Stated goal
Please determine how many lines of the material include the word "διαφορετικές", and respond with nothing but that number.

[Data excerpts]
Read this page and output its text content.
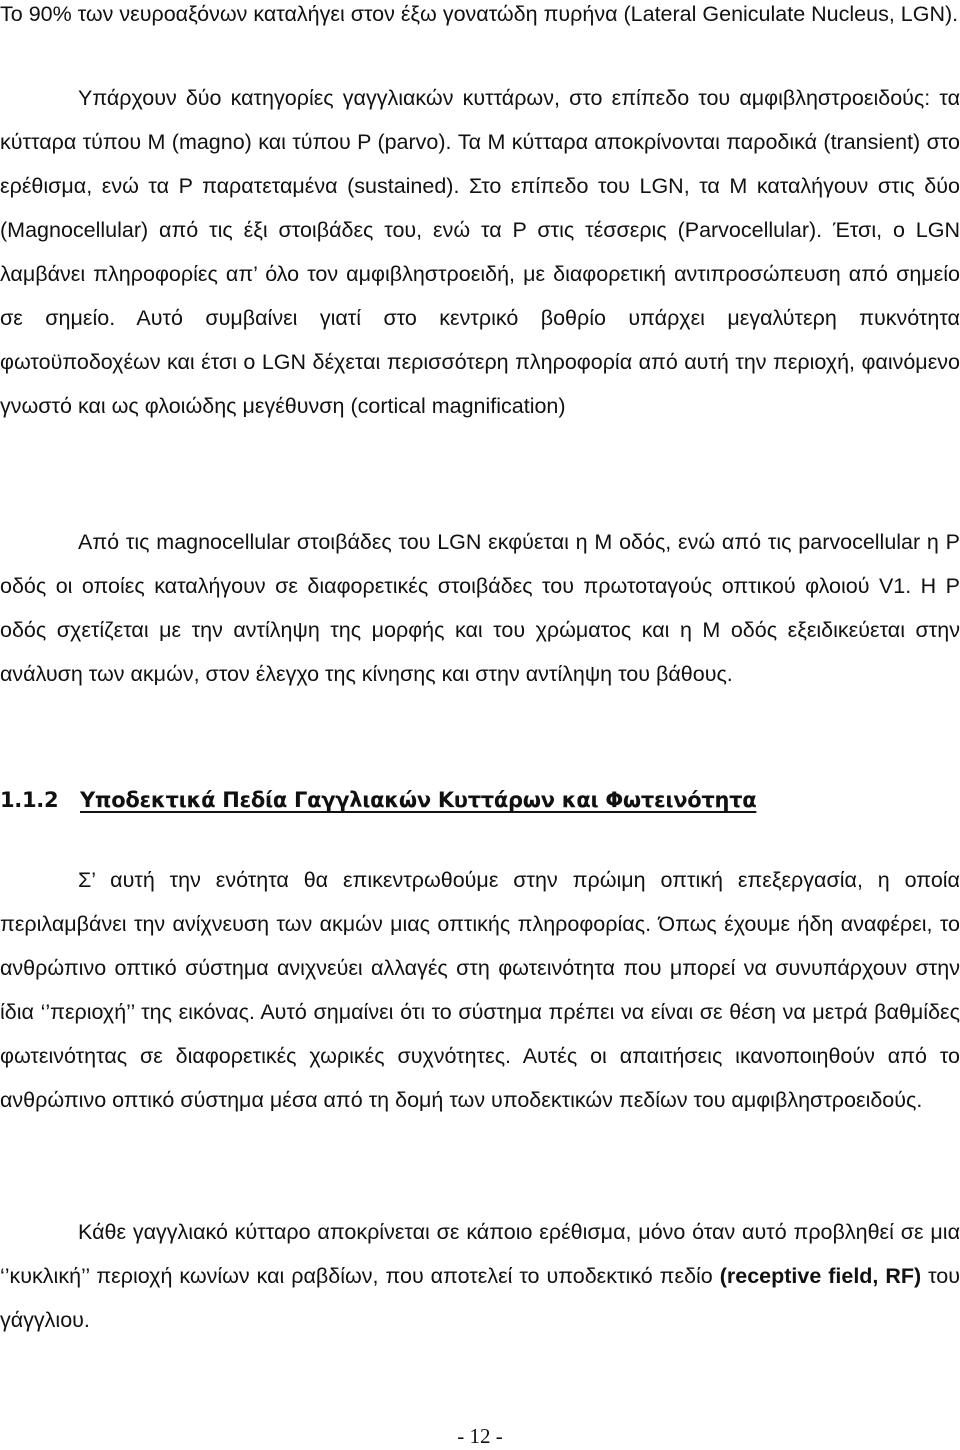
Το 90% των νευροαξόνων καταλήγει στον έξω γονατώδη πυρήνα (Lateral Geniculate Nucleus, LGN).

Υπάρχουν δύο κατηγορίες γαγγλιακών κυττάρων, στο επίπεδο του αμφιβληστροειδούς: τα κύτταρα τύπου Μ (magno) και τύπου P (parvo). Τα Μ κύτταρα αποκρίνονται παροδικά (transient) στο ερέθισμα, ενώ τα P παρατεταμένα (sustained). Στο επίπεδο του LGN, τα M καταλήγουν στις δύο (Magnocellular) από τις έξι στοιβάδες του, ενώ τα P στις τέσσερις (Parvocellular). Έτσι, ο LGN λαμβάνει πληροφορίες απ’ όλο τον αμφιβληστροειδή, με διαφορετική αντιπροσώπευση από σημείο σε σημείο. Αυτό συμβαίνει γιατί στο κεντρικό βοθρίο υπάρχει μεγαλύτερη πυκνότητα φωτοϋποδοχέων και έτσι ο LGN δέχεται περισσότερη πληροφορία από αυτή την περιοχή, φαινόμενο γνωστό και ως φλοιώδης μεγέθυνση (cortical magnification)

Από τις magnocellular στοιβάδες του LGN εκφύεται η Μ οδός, ενώ από τις parvocellular η P οδός οι οποίες καταλήγουν σε διαφορετικές στοιβάδες του πρωτοταγούς οπτικού φλοιού V1. Η P οδός σχετίζεται με την αντίληψη της μορφής και του χρώματος και η Μ οδός εξειδικεύεται στην ανάλυση των ακμών, στον έλεγχο της κίνησης και στην αντίληψη του βάθους.

1.1.2 Υποδεκτικά Πεδία Γαγγλιακών Κυττάρων και Φωτεινότητα

Σ’ αυτή την ενότητα θα επικεντρωθούμε στην πρώιμη οπτική επεξεργασία, η οποία περιλαμβάνει την ανίχνευση των ακμών μιας οπτικής πληροφορίας. Όπως έχουμε ήδη αναφέρει, το ανθρώπινο οπτικό σύστημα ανιχνεύει αλλαγές στη φωτεινότητα που μπορεί να συνυπάρχουν στην ίδια ‘’περιοχή’’ της εικόνας. Αυτό σημαίνει ότι το σύστημα πρέπει να είναι σε θέση να μετρά βαθμίδες φωτεινότητας σε διαφορετικές χωρικές συχνότητες. Αυτές οι απαιτήσεις ικανοποιηθούν από το ανθρώπινο οπτικό σύστημα μέσα από τη δομή των υποδεκτικών πεδίων του αμφιβληστροειδούς.

Κάθε γαγγλιακό κύτταρο αποκρίνεται σε κάποιο ερέθισμα, μόνο όταν αυτό προβληθεί σε μια ‘’κυκλική’’ περιοχή κωνίων και ραβδίων, που αποτελεί το υποδεκτικό πεδίο (receptive field, RF) του γάγγλιου.

- 12 -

Output of the exercise
2